Leave out the pictures and repeat the rest of the material exactly.

> **Provided records**

------------------------------------------------------------

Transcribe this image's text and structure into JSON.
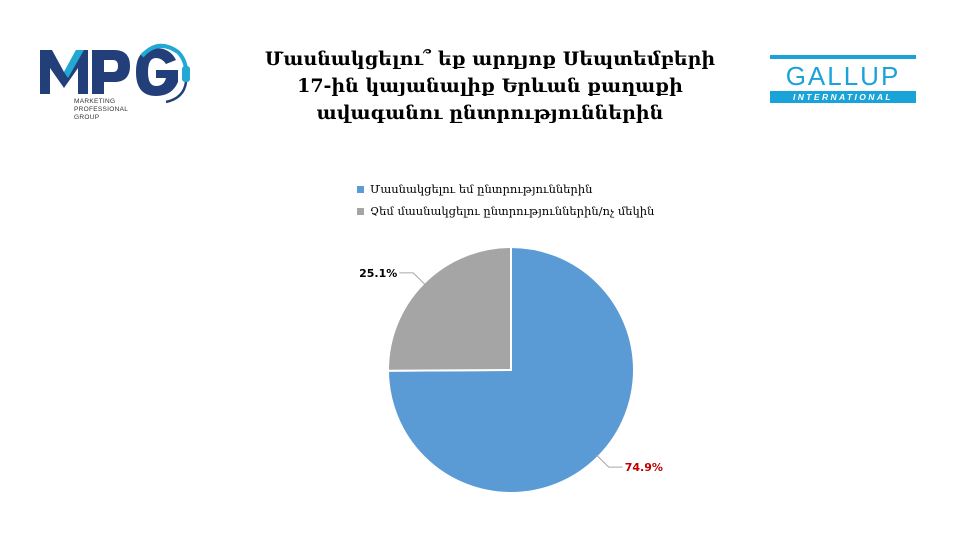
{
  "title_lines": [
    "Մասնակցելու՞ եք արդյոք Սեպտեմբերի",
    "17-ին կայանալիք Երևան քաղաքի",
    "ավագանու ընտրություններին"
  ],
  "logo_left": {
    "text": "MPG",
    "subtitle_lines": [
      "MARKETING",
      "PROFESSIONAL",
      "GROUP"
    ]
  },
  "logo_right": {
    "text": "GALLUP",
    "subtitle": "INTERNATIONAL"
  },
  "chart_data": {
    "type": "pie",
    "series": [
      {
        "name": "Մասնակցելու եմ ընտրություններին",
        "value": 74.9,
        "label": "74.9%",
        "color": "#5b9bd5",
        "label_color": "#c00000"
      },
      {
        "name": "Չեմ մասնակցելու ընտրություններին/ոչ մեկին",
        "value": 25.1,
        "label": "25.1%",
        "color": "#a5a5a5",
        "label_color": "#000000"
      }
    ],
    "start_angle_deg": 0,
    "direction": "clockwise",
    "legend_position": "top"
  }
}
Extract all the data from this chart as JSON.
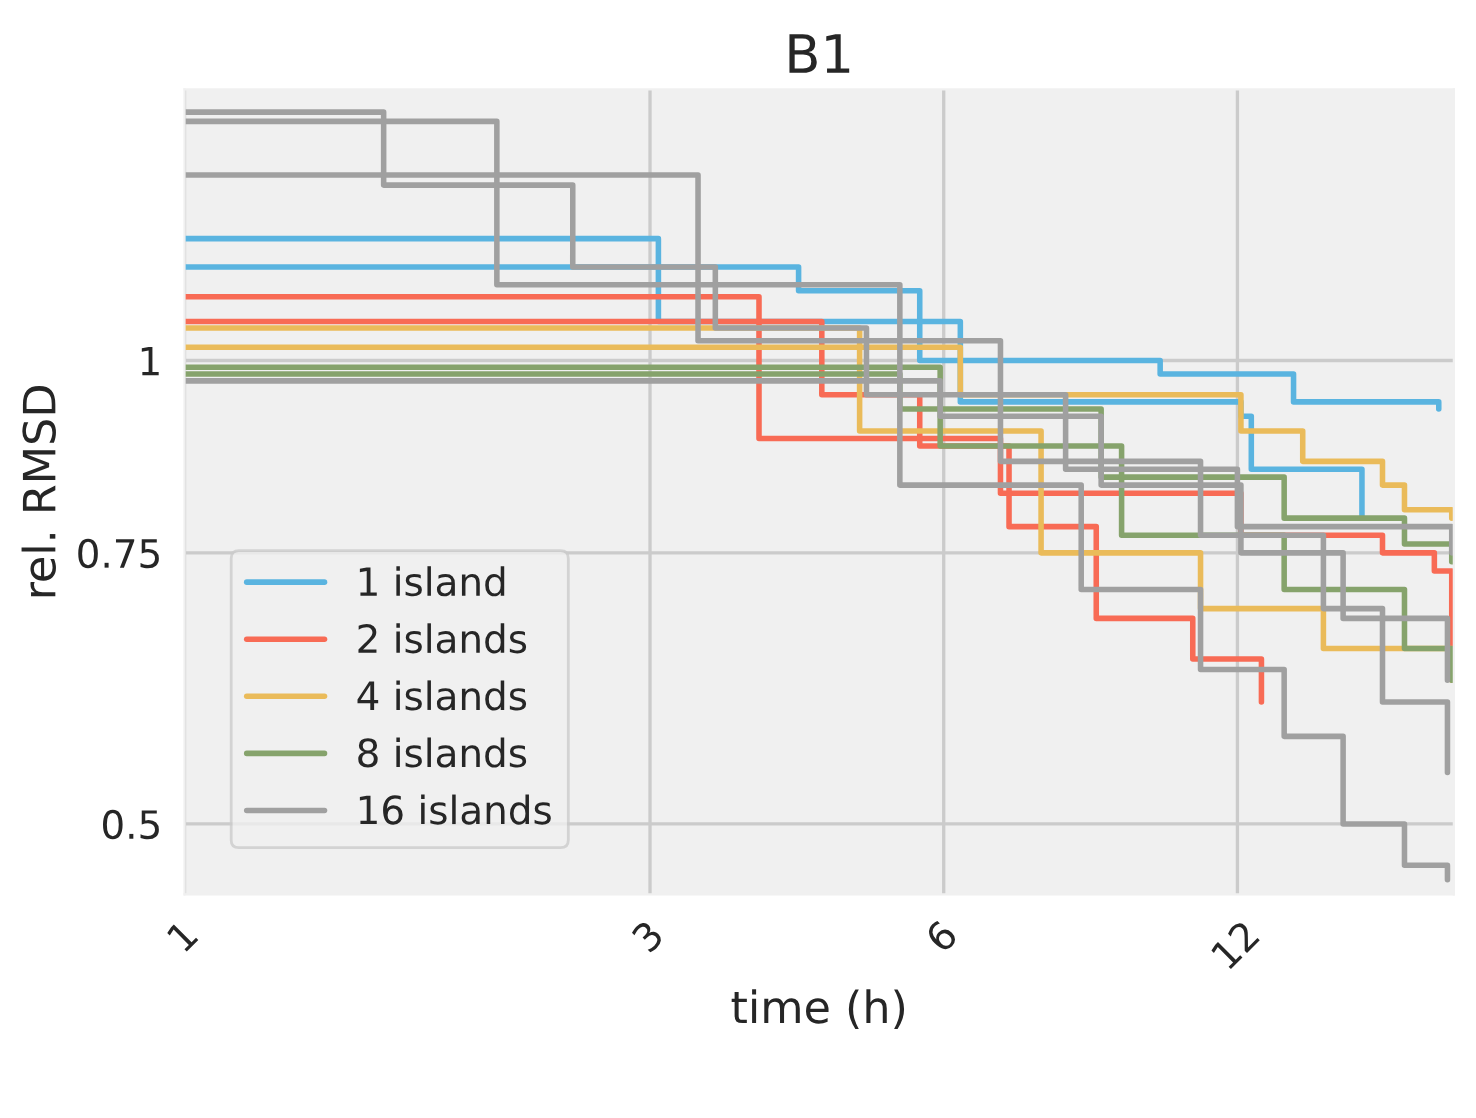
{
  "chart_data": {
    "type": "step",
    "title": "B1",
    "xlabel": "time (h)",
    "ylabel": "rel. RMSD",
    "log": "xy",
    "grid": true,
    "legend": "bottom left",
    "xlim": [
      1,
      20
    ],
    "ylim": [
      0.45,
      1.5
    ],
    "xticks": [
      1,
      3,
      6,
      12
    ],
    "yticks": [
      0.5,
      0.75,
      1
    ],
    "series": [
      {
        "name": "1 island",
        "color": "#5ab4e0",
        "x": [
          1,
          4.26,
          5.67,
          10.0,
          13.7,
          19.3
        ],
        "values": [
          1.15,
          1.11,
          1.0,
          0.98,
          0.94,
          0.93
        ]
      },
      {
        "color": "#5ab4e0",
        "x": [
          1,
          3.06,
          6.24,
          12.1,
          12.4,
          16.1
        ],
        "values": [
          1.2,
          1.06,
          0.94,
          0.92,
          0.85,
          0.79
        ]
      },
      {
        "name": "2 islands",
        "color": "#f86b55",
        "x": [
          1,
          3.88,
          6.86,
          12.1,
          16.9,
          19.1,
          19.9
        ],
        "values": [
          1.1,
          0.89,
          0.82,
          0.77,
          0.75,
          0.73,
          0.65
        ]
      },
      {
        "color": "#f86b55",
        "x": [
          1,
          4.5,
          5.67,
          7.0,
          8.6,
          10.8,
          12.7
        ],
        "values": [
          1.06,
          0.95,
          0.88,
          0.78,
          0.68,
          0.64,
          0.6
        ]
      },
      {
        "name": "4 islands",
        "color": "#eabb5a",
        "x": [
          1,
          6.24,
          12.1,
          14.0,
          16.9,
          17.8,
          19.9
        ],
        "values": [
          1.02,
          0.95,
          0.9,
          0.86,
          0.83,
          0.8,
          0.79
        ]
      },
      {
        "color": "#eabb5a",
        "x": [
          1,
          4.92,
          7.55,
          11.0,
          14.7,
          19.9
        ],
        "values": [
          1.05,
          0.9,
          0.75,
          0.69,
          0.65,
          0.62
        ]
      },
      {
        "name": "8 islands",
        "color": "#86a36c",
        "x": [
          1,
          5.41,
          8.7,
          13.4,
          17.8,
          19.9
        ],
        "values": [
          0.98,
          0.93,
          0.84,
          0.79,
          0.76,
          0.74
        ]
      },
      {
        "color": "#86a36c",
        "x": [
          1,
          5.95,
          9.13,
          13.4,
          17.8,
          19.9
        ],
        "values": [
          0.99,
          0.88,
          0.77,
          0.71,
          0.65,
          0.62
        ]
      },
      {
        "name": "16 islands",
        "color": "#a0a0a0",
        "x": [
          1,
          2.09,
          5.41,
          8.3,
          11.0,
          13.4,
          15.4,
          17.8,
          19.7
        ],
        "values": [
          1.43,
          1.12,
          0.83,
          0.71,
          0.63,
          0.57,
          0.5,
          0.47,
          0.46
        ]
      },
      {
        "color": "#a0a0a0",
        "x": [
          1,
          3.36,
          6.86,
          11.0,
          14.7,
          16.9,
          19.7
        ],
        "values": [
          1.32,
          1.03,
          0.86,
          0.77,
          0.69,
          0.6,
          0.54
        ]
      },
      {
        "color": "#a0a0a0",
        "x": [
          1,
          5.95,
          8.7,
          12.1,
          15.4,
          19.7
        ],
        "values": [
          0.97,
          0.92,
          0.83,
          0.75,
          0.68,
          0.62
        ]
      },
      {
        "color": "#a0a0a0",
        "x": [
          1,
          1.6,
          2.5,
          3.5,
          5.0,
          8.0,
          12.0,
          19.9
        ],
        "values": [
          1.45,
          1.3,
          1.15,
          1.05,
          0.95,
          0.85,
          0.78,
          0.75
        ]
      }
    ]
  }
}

------------------------------------------------------------

> **Exercise solution**
Transcribe this image's text and structure into JSON.
{
  "title_lines": [
    "Մասնակցելու՞ եք արդյոք Սեպտեմբերի",
    "17-ին կայանալիք Երևան քաղաքի",
    "ավագանու ընտրություններին"
  ],
  "logo_left": {
    "text": "MPG",
    "subtitle_lines": [
      "MARKETING",
      "PROFESSIONAL",
      "GROUP"
    ]
  },
  "logo_right": {
    "text": "GALLUP",
    "subtitle": "INTERNATIONAL"
  },
  "chart_data": {
    "type": "pie",
    "series": [
      {
        "name": "Մասնակցելու եմ ընտրություններին",
        "value": 74.9,
        "label": "74.9%",
        "color": "#5b9bd5",
        "label_color": "#c00000"
      },
      {
        "name": "Չեմ մասնակցելու ընտրություններին/ոչ մեկին",
        "value": 25.1,
        "label": "25.1%",
        "color": "#a5a5a5",
        "label_color": "#000000"
      }
    ],
    "start_angle_deg": 0,
    "direction": "clockwise",
    "legend_position": "top"
  }
}
Extract all the data from this chart as JSON.
{
  "chart_data": {
    "type": "step",
    "title": "B1",
    "xlabel": "time (h)",
    "ylabel": "rel. RMSD",
    "log": "xy",
    "grid": true,
    "legend": "bottom left",
    "xlim": [
      1,
      20
    ],
    "ylim": [
      0.45,
      1.5
    ],
    "xticks": [
      1,
      3,
      6,
      12
    ],
    "yticks": [
      0.5,
      0.75,
      1
    ],
    "series": [
      {
        "name": "1 island",
        "color": "#5ab4e0",
        "x": [
          1,
          4.26,
          5.67,
          10.0,
          13.7,
          19.3
        ],
        "values": [
          1.15,
          1.11,
          1.0,
          0.98,
          0.94,
          0.93
        ]
      },
      {
        "color": "#5ab4e0",
        "x": [
          1,
          3.06,
          6.24,
          12.1,
          12.4,
          16.1
        ],
        "values": [
          1.2,
          1.06,
          0.94,
          0.92,
          0.85,
          0.79
        ]
      },
      {
        "name": "2 islands",
        "color": "#f86b55",
        "x": [
          1,
          3.88,
          6.86,
          12.1,
          16.9,
          19.1,
          19.9
        ],
        "values": [
          1.1,
          0.89,
          0.82,
          0.77,
          0.75,
          0.73,
          0.65
        ]
      },
      {
        "color": "#f86b55",
        "x": [
          1,
          4.5,
          5.67,
          7.0,
          8.6,
          10.8,
          12.7
        ],
        "values": [
          1.06,
          0.95,
          0.88,
          0.78,
          0.68,
          0.64,
          0.6
        ]
      },
      {
        "name": "4 islands",
        "color": "#eabb5a",
        "x": [
          1,
          6.24,
          12.1,
          14.0,
          16.9,
          17.8,
          19.9
        ],
        "values": [
          1.02,
          0.95,
          0.9,
          0.86,
          0.83,
          0.8,
          0.79
        ]
      },
      {
        "color": "#eabb5a",
        "x": [
          1,
          4.92,
          7.55,
          11.0,
          14.7,
          19.9
        ],
        "values": [
          1.05,
          0.9,
          0.75,
          0.69,
          0.65,
          0.62
        ]
      },
      {
        "name": "8 islands",
        "color": "#86a36c",
        "x": [
          1,
          5.41,
          8.7,
          13.4,
          17.8,
          19.9
        ],
        "values": [
          0.98,
          0.93,
          0.84,
          0.79,
          0.76,
          0.74
        ]
      },
      {
        "color": "#86a36c",
        "x": [
          1,
          5.95,
          9.13,
          13.4,
          17.8,
          19.9
        ],
        "values": [
          0.99,
          0.88,
          0.77,
          0.71,
          0.65,
          0.62
        ]
      },
      {
        "name": "16 islands",
        "color": "#a0a0a0",
        "x": [
          1,
          2.09,
          5.41,
          8.3,
          11.0,
          13.4,
          15.4,
          17.8,
          19.7
        ],
        "values": [
          1.43,
          1.12,
          0.83,
          0.71,
          0.63,
          0.57,
          0.5,
          0.47,
          0.46
        ]
      },
      {
        "color": "#a0a0a0",
        "x": [
          1,
          3.36,
          6.86,
          11.0,
          14.7,
          16.9,
          19.7
        ],
        "values": [
          1.32,
          1.03,
          0.86,
          0.77,
          0.69,
          0.6,
          0.54
        ]
      },
      {
        "color": "#a0a0a0",
        "x": [
          1,
          5.95,
          8.7,
          12.1,
          15.4,
          19.7
        ],
        "values": [
          0.97,
          0.92,
          0.83,
          0.75,
          0.68,
          0.62
        ]
      },
      {
        "color": "#a0a0a0",
        "x": [
          1,
          1.6,
          2.5,
          3.5,
          5.0,
          8.0,
          12.0,
          19.9
        ],
        "values": [
          1.45,
          1.3,
          1.15,
          1.05,
          0.95,
          0.85,
          0.78,
          0.75
        ]
      }
    ]
  }
}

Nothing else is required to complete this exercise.